Data entries

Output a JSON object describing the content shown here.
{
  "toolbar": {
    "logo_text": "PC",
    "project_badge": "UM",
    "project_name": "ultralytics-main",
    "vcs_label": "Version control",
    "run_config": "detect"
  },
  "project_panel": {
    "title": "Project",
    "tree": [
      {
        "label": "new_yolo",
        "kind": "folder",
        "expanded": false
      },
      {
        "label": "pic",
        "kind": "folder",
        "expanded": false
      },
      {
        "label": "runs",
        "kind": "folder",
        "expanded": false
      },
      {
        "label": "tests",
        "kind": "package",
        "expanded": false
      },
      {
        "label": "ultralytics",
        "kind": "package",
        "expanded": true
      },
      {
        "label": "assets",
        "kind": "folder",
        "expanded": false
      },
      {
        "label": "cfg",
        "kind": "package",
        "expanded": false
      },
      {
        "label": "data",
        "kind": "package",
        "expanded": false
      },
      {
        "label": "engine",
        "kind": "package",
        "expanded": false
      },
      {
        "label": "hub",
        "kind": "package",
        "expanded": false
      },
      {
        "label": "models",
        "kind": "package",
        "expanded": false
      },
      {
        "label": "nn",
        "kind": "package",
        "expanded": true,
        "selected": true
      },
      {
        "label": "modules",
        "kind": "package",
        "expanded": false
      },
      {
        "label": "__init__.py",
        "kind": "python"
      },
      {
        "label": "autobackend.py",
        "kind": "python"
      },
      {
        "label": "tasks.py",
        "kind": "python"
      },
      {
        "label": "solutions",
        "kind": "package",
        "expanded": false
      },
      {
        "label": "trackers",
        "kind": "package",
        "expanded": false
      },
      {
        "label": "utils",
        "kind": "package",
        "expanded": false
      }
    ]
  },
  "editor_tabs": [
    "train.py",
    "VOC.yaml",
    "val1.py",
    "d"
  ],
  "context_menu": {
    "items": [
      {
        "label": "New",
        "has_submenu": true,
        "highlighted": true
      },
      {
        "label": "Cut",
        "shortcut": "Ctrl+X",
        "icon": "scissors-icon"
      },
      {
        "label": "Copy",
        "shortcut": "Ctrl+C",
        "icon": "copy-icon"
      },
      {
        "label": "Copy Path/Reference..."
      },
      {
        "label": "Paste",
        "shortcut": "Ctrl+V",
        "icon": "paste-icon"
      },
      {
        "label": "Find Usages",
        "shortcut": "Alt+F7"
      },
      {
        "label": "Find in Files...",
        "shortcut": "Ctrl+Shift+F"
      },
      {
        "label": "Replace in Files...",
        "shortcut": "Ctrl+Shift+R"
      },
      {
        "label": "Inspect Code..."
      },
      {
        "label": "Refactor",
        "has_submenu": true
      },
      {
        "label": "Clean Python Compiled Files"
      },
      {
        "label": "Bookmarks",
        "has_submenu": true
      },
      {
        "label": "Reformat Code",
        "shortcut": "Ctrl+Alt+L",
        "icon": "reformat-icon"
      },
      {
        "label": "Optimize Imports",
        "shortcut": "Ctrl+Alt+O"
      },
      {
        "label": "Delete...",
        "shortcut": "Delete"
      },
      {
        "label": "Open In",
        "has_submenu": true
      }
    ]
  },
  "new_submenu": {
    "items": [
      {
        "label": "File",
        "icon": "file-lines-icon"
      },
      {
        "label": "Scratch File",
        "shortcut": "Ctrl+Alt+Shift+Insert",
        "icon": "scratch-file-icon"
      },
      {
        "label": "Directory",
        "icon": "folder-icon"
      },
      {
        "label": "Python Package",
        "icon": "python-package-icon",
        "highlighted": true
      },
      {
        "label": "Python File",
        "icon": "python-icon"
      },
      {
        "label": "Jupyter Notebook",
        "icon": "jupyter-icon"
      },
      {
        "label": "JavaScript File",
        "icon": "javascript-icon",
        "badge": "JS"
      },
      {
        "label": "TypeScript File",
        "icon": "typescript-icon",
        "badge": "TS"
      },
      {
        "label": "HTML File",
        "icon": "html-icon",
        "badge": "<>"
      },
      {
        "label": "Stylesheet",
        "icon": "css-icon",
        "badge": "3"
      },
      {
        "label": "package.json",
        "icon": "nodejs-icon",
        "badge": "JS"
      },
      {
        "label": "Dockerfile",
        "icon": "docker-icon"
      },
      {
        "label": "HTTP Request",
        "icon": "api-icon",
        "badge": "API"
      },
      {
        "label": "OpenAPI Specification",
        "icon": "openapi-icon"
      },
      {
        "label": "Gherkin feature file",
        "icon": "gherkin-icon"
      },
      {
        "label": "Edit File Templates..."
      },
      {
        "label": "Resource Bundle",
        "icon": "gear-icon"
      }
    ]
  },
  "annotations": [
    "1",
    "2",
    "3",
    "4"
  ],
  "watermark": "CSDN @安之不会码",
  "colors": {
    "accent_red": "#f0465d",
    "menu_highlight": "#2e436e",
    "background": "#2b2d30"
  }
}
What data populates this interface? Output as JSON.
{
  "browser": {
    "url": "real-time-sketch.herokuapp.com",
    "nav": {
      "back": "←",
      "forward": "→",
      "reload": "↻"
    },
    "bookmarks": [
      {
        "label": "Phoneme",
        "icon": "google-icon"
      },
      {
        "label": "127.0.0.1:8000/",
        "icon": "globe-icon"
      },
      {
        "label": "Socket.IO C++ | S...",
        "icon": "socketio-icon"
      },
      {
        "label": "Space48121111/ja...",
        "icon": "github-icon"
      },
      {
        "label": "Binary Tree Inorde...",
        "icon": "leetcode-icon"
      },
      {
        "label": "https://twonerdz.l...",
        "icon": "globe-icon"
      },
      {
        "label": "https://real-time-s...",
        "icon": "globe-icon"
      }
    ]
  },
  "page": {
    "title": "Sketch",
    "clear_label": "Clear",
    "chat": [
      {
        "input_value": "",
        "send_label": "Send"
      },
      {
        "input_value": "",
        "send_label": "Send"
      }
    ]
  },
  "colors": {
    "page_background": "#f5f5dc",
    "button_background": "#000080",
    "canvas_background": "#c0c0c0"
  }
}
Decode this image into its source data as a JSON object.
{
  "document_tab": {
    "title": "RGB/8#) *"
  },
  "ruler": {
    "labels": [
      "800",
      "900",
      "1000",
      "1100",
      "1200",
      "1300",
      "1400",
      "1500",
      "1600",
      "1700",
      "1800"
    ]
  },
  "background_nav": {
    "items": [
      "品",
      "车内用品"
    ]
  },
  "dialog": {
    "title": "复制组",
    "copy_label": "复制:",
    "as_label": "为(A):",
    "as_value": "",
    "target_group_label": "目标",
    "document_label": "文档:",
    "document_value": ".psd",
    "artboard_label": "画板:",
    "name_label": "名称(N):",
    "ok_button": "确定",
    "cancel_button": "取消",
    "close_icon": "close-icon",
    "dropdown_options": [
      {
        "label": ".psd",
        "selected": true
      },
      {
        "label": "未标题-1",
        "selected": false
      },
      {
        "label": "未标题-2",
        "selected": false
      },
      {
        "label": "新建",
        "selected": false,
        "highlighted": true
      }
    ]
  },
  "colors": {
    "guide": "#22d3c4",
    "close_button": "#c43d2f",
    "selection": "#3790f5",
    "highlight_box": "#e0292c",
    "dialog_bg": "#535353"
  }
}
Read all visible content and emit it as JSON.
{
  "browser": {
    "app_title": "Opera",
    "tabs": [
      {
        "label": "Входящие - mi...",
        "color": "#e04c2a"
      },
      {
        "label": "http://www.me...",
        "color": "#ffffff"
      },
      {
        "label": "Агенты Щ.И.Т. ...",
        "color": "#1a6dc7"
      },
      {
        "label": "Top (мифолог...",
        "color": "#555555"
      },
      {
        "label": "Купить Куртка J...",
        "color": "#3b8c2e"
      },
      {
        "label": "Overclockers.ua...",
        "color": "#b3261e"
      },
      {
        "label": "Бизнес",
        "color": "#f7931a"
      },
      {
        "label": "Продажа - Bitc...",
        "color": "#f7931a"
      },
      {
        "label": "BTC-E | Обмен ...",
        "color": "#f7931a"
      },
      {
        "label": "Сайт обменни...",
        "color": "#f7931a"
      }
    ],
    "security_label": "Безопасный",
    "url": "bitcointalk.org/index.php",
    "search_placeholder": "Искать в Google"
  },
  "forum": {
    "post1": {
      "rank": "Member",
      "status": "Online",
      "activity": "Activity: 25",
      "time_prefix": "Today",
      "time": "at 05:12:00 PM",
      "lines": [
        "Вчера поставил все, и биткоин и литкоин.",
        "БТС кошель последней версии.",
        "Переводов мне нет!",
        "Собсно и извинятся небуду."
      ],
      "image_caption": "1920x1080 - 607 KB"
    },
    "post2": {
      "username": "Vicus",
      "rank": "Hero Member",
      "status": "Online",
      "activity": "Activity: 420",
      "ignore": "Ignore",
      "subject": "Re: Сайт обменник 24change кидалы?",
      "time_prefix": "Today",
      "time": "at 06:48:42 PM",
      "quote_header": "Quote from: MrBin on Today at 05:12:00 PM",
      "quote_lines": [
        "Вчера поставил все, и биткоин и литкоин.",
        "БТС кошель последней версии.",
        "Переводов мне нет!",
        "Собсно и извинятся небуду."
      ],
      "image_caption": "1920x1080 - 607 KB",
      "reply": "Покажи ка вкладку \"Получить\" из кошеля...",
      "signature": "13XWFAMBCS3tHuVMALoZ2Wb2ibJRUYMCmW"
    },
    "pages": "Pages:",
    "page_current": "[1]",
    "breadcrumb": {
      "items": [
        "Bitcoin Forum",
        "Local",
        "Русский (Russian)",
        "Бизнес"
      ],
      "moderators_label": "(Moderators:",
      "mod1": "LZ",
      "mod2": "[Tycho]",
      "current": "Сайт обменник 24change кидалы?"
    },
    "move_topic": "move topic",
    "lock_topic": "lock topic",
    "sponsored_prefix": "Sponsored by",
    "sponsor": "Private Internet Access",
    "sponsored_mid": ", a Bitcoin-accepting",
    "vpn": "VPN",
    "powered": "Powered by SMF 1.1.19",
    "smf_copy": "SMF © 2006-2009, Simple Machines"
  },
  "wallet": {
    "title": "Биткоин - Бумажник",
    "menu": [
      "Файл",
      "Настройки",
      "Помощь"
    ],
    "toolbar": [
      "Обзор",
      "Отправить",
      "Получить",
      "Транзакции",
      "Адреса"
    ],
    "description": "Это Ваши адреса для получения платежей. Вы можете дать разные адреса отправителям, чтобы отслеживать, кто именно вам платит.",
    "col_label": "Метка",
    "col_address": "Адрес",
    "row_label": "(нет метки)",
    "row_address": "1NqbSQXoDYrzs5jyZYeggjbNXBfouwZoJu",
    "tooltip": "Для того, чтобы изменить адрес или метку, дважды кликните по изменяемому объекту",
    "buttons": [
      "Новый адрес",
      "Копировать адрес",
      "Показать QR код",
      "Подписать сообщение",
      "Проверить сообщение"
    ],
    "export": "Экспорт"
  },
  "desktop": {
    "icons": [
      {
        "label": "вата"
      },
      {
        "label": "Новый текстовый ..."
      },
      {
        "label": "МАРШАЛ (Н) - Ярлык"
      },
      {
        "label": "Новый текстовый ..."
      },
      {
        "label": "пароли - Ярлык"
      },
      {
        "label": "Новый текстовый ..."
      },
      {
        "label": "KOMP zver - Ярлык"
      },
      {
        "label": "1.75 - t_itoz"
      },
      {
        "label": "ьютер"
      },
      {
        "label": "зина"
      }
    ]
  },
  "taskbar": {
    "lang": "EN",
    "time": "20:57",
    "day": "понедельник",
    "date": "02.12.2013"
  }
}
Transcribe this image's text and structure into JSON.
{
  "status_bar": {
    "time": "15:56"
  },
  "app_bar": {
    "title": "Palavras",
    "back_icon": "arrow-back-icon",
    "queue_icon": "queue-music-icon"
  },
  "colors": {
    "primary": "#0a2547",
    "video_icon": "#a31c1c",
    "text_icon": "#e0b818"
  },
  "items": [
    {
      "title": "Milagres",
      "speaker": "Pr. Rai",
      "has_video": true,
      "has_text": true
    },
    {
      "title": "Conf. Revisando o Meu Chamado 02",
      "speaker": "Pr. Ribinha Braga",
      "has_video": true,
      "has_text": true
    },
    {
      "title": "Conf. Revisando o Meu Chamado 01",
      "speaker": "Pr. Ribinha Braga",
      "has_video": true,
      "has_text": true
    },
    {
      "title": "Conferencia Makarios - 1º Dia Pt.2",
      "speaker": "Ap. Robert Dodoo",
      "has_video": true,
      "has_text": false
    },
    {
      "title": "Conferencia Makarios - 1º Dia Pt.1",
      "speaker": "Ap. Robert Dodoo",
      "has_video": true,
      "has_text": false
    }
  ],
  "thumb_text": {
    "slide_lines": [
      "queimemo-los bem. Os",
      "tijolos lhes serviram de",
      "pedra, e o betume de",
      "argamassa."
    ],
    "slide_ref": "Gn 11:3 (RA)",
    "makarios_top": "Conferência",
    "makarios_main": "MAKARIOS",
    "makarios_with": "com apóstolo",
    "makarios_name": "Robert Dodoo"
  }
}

§ **Brief**
Print nothing but the lines from the line with "Transcribe this image's" to the last line of the records above. Both of those lines count.

§ **Full output**
Transcribe this image's text and structure into JSON.
{
  "status_bar": {
    "time": "15:56"
  },
  "app_bar": {
    "title": "Palavras",
    "back_icon": "arrow-back-icon",
    "queue_icon": "queue-music-icon"
  },
  "colors": {
    "primary": "#0a2547",
    "video_icon": "#a31c1c",
    "text_icon": "#e0b818"
  },
  "items": [
    {
      "title": "Milagres",
      "speaker": "Pr. Rai",
      "has_video": true,
      "has_text": true
    },
    {
      "title": "Conf. Revisando o Meu Chamado 02",
      "speaker": "Pr. Ribinha Braga",
      "has_video": true,
      "has_text": true
    },
    {
      "title": "Conf. Revisando o Meu Chamado 01",
      "speaker": "Pr. Ribinha Braga",
      "has_video": true,
      "has_text": true
    },
    {
      "title": "Conferencia Makarios - 1º Dia Pt.2",
      "speaker": "Ap. Robert Dodoo",
      "has_video": true,
      "has_text": false
    },
    {
      "title": "Conferencia Makarios - 1º Dia Pt.1",
      "speaker": "Ap. Robert Dodoo",
      "has_video": true,
      "has_text": false
    }
  ],
  "thumb_text": {
    "slide_lines": [
      "queimemo-los bem. Os",
      "tijolos lhes serviram de",
      "pedra, e o betume de",
      "argamassa."
    ],
    "slide_ref": "Gn 11:3 (RA)",
    "makarios_top": "Conferência",
    "makarios_main": "MAKARIOS",
    "makarios_with": "com apóstolo",
    "makarios_name": "Robert Dodoo"
  }
}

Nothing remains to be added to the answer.